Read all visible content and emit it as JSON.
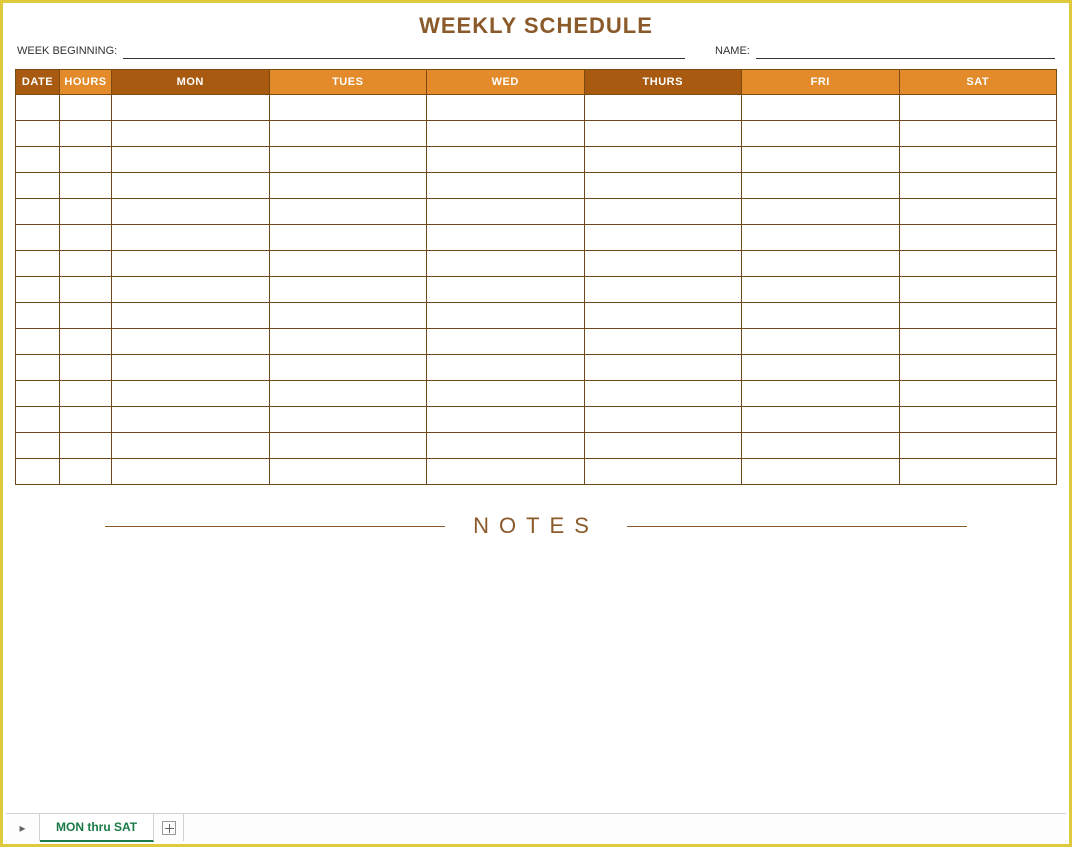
{
  "title": "WEEKLY SCHEDULE",
  "meta": {
    "week_beginning_label": "WEEK BEGINNING:",
    "week_beginning_value": "",
    "name_label": "NAME:",
    "name_value": ""
  },
  "columns": [
    {
      "label": "DATE",
      "style": "dark",
      "cls": "col-date"
    },
    {
      "label": "HOURS",
      "style": "light",
      "cls": "col-hours"
    },
    {
      "label": "MON",
      "style": "dark",
      "cls": "col-day"
    },
    {
      "label": "TUES",
      "style": "light",
      "cls": "col-day"
    },
    {
      "label": "WED",
      "style": "light",
      "cls": "col-day"
    },
    {
      "label": "THURS",
      "style": "dark",
      "cls": "col-day"
    },
    {
      "label": "FRI",
      "style": "light",
      "cls": "col-day"
    },
    {
      "label": "SAT",
      "style": "light",
      "cls": "col-day"
    }
  ],
  "row_count": 15,
  "notes_label": "NOTES",
  "sheet_tab": "MON thru SAT"
}
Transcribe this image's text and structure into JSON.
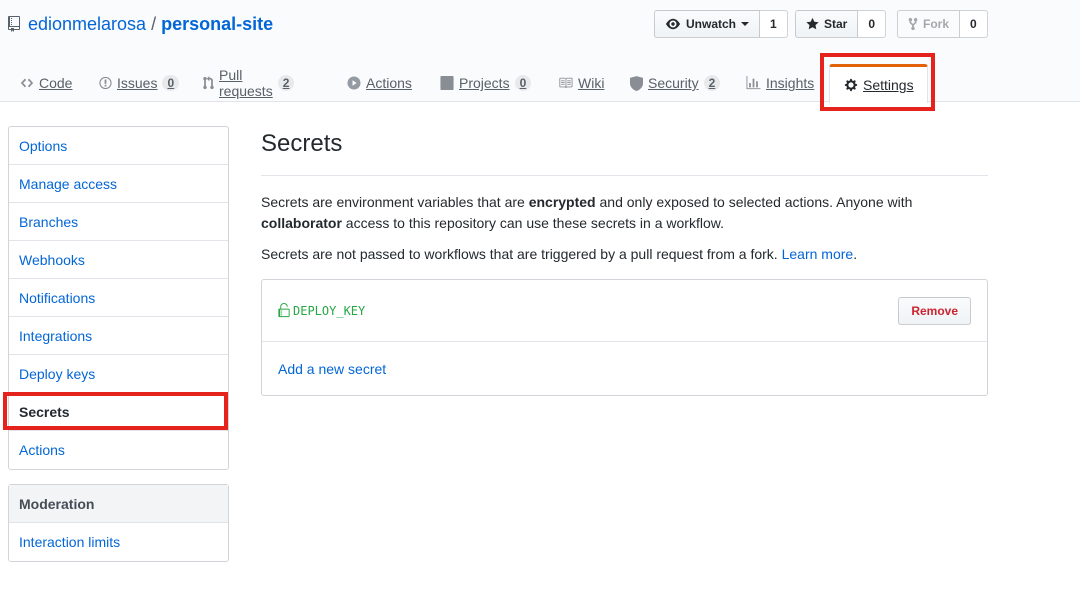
{
  "repo": {
    "owner": "edionmelarosa",
    "separator": "/",
    "name": "personal-site"
  },
  "header_actions": {
    "watch": {
      "label": "Unwatch",
      "count": "1"
    },
    "star": {
      "label": "Star",
      "count": "0"
    },
    "fork": {
      "label": "Fork",
      "count": "0"
    }
  },
  "tabs": [
    {
      "label": "Code",
      "icon": "code-icon"
    },
    {
      "label": "Issues",
      "icon": "issue-icon",
      "count": "0"
    },
    {
      "label": "Pull requests",
      "icon": "pull-request-icon",
      "count": "2"
    },
    {
      "label": "Actions",
      "icon": "play-icon"
    },
    {
      "label": "Projects",
      "icon": "project-icon",
      "count": "0"
    },
    {
      "label": "Wiki",
      "icon": "book-icon"
    },
    {
      "label": "Security",
      "icon": "shield-icon",
      "count": "2"
    },
    {
      "label": "Insights",
      "icon": "graph-icon"
    },
    {
      "label": "Settings",
      "icon": "gear-icon",
      "selected": true
    }
  ],
  "sidebar": {
    "items": [
      {
        "label": "Options"
      },
      {
        "label": "Manage access"
      },
      {
        "label": "Branches"
      },
      {
        "label": "Webhooks"
      },
      {
        "label": "Notifications"
      },
      {
        "label": "Integrations"
      },
      {
        "label": "Deploy keys"
      },
      {
        "label": "Secrets",
        "selected": true
      },
      {
        "label": "Actions"
      }
    ],
    "moderation": {
      "heading": "Moderation",
      "items": [
        {
          "label": "Interaction limits"
        }
      ]
    }
  },
  "main": {
    "title": "Secrets",
    "desc1": {
      "a": "Secrets are environment variables that are ",
      "b": "encrypted",
      "c": " and only exposed to selected actions. Anyone with ",
      "d": "collaborator",
      "e": " access to this repository can use these secrets in a workflow."
    },
    "desc2": {
      "text": "Secrets are not passed to workflows that are triggered by a pull request from a fork. ",
      "link": "Learn more",
      "end": "."
    },
    "secrets": [
      {
        "name": "DEPLOY_KEY",
        "remove_label": "Remove"
      }
    ],
    "add_secret_label": "Add a new secret"
  },
  "colors": {
    "link": "#0366d6",
    "tab_accent": "#e36209",
    "highlight": "#e5221b",
    "secret_name": "#28a745",
    "danger": "#cb2431"
  }
}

**DESCRIPTION OF THE TASK:** All of the entries above should be copied exactly, except for the pictures.

**TASK RESULT:**
Read all visible content and emit it as JSON.
{
  "title": "WEEKLY SCHEDULE",
  "meta": {
    "week_beginning_label": "WEEK BEGINNING:",
    "week_beginning_value": "",
    "name_label": "NAME:",
    "name_value": ""
  },
  "columns": [
    {
      "label": "DATE",
      "style": "dark",
      "cls": "col-date"
    },
    {
      "label": "HOURS",
      "style": "light",
      "cls": "col-hours"
    },
    {
      "label": "MON",
      "style": "dark",
      "cls": "col-day"
    },
    {
      "label": "TUES",
      "style": "light",
      "cls": "col-day"
    },
    {
      "label": "WED",
      "style": "light",
      "cls": "col-day"
    },
    {
      "label": "THURS",
      "style": "dark",
      "cls": "col-day"
    },
    {
      "label": "FRI",
      "style": "light",
      "cls": "col-day"
    },
    {
      "label": "SAT",
      "style": "light",
      "cls": "col-day"
    }
  ],
  "row_count": 15,
  "notes_label": "NOTES",
  "sheet_tab": "MON thru SAT"
}
Transcribe this image's text and structure into JSON.
{
  "repo": {
    "owner": "edionmelarosa",
    "separator": "/",
    "name": "personal-site"
  },
  "header_actions": {
    "watch": {
      "label": "Unwatch",
      "count": "1"
    },
    "star": {
      "label": "Star",
      "count": "0"
    },
    "fork": {
      "label": "Fork",
      "count": "0"
    }
  },
  "tabs": [
    {
      "label": "Code",
      "icon": "code-icon"
    },
    {
      "label": "Issues",
      "icon": "issue-icon",
      "count": "0"
    },
    {
      "label": "Pull requests",
      "icon": "pull-request-icon",
      "count": "2"
    },
    {
      "label": "Actions",
      "icon": "play-icon"
    },
    {
      "label": "Projects",
      "icon": "project-icon",
      "count": "0"
    },
    {
      "label": "Wiki",
      "icon": "book-icon"
    },
    {
      "label": "Security",
      "icon": "shield-icon",
      "count": "2"
    },
    {
      "label": "Insights",
      "icon": "graph-icon"
    },
    {
      "label": "Settings",
      "icon": "gear-icon",
      "selected": true
    }
  ],
  "sidebar": {
    "items": [
      {
        "label": "Options"
      },
      {
        "label": "Manage access"
      },
      {
        "label": "Branches"
      },
      {
        "label": "Webhooks"
      },
      {
        "label": "Notifications"
      },
      {
        "label": "Integrations"
      },
      {
        "label": "Deploy keys"
      },
      {
        "label": "Secrets",
        "selected": true
      },
      {
        "label": "Actions"
      }
    ],
    "moderation": {
      "heading": "Moderation",
      "items": [
        {
          "label": "Interaction limits"
        }
      ]
    }
  },
  "main": {
    "title": "Secrets",
    "desc1": {
      "a": "Secrets are environment variables that are ",
      "b": "encrypted",
      "c": " and only exposed to selected actions. Anyone with ",
      "d": "collaborator",
      "e": " access to this repository can use these secrets in a workflow."
    },
    "desc2": {
      "text": "Secrets are not passed to workflows that are triggered by a pull request from a fork. ",
      "link": "Learn more",
      "end": "."
    },
    "secrets": [
      {
        "name": "DEPLOY_KEY",
        "remove_label": "Remove"
      }
    ],
    "add_secret_label": "Add a new secret"
  },
  "colors": {
    "link": "#0366d6",
    "tab_accent": "#e36209",
    "highlight": "#e5221b",
    "secret_name": "#28a745",
    "danger": "#cb2431"
  }
}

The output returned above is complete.